───── THE DATA ─────
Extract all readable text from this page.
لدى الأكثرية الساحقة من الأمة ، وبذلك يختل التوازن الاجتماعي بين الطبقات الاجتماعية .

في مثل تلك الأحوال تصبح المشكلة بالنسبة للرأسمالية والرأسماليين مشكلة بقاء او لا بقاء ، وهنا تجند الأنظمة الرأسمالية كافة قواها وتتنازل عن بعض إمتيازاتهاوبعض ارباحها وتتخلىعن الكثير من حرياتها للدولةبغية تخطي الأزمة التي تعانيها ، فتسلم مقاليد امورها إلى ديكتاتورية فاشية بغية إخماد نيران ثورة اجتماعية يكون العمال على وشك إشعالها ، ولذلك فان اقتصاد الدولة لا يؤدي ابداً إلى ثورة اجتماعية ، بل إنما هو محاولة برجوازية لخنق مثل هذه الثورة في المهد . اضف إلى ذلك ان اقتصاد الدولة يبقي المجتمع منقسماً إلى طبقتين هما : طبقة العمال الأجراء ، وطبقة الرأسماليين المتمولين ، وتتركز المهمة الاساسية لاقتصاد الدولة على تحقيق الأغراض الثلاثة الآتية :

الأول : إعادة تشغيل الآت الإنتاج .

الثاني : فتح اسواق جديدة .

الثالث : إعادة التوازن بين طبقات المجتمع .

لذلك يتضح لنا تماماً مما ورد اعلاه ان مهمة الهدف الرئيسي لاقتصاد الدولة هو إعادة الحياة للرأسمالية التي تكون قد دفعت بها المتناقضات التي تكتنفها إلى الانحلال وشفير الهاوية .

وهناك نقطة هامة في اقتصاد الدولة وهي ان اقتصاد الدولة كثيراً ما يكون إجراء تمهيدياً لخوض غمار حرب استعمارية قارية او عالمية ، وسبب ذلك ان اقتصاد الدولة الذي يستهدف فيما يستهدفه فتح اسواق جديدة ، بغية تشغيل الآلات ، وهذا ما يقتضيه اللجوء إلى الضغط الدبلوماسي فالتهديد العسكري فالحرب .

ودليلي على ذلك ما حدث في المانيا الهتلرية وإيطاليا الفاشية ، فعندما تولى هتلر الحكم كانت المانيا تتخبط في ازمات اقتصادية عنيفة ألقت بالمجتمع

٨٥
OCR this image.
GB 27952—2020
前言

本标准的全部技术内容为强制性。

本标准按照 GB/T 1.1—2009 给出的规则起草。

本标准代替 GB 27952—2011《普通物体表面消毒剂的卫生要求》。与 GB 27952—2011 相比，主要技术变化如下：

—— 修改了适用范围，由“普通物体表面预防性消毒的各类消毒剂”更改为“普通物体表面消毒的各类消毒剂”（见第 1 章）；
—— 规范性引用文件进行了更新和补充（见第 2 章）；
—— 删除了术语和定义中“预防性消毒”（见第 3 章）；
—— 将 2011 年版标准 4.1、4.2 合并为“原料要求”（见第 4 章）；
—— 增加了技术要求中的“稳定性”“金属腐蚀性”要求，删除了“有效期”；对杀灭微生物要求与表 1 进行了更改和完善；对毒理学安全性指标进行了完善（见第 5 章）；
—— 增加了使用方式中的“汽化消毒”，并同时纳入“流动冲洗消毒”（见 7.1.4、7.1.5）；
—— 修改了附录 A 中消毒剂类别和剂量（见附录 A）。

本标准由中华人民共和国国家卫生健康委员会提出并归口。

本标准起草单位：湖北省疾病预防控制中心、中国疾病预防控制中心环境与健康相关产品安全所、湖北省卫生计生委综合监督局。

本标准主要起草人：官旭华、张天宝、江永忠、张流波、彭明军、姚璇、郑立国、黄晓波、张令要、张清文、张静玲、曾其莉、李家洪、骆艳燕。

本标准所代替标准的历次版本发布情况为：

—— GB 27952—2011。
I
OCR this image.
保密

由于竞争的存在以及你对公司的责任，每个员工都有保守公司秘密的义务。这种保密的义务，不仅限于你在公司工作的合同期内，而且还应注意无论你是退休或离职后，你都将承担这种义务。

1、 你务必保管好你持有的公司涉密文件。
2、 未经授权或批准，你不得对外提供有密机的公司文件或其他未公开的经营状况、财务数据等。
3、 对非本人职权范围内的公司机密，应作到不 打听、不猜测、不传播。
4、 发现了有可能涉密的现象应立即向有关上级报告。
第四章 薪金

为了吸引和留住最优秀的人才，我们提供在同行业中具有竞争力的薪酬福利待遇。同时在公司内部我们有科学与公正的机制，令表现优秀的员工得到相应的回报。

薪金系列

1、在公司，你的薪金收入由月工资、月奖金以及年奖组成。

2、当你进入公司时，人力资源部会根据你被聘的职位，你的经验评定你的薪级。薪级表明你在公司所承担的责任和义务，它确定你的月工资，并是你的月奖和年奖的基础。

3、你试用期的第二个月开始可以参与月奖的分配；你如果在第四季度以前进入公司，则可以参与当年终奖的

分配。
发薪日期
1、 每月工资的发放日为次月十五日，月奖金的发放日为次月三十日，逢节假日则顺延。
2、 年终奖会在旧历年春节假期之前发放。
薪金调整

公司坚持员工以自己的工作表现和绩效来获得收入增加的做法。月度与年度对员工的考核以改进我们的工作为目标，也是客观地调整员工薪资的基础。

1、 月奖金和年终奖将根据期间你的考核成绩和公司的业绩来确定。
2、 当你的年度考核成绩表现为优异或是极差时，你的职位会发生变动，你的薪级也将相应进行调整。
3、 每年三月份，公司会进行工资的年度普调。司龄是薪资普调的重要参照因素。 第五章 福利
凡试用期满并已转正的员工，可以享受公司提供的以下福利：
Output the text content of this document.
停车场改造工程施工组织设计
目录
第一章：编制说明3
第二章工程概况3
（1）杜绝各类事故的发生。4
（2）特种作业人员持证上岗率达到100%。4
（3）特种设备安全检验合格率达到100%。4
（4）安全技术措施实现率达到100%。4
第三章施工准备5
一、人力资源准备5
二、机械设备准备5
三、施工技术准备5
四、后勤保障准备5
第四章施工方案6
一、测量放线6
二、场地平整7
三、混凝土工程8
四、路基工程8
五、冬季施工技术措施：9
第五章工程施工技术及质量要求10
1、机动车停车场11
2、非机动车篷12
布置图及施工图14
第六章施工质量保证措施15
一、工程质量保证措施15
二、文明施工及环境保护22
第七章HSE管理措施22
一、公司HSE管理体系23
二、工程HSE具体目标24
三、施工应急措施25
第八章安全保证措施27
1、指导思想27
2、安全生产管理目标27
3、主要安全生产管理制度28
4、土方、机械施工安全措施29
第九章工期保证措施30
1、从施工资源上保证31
─────
- _WRITTEN REQUEST_
Point out every line holding the string "يكون" and copy it.

- _FULL SOLUTION_
في مثل تلك الأحوال تصبح المشكلة بالنسبة للرأسمالية والرأسماليين مشكلة بقاء او لا بقاء ، وهنا تجند الأنظمة الرأسمالية كافة قواها وتتنازل عن بعض إمتيازاتهاوبعض ارباحها وتتخلىعن الكثير من حرياتها للدولةبغية تخطي الأزمة التي تعانيها ، فتسلم مقاليد امورها إلى ديكتاتورية فاشية بغية إخماد نيران ثورة اجتماعية يكون العمال على وشك إشعالها ، ولذلك فان اقتصاد الدولة لا يؤدي ابداً إلى ثورة اجتماعية ، بل إنما هو محاولة برجوازية لخنق مثل هذه الثورة في المهد . اضف إلى ذلك ان اقتصاد الدولة يبقي المجتمع منقسماً إلى طبقتين هما : طبقة العمال الأجراء ، وطبقة الرأسماليين المتمولين ، وتتركز المهمة الاساسية لاقتصاد الدولة على تحقيق الأغراض الثلاثة الآتية :
وهناك نقطة هامة في اقتصاد الدولة وهي ان اقتصاد الدولة كثيراً ما يكون إجراء تمهيدياً لخوض غمار حرب استعمارية قارية او عالمية ، وسبب ذلك ان اقتصاد الدولة الذي يستهدف فيما يستهدفه فتح اسواق جديدة ، بغية تشغيل الآلات ، وهذا ما يقتضيه اللجوء إلى الضغط الدبلوماسي فالتهديد العسكري فالحرب .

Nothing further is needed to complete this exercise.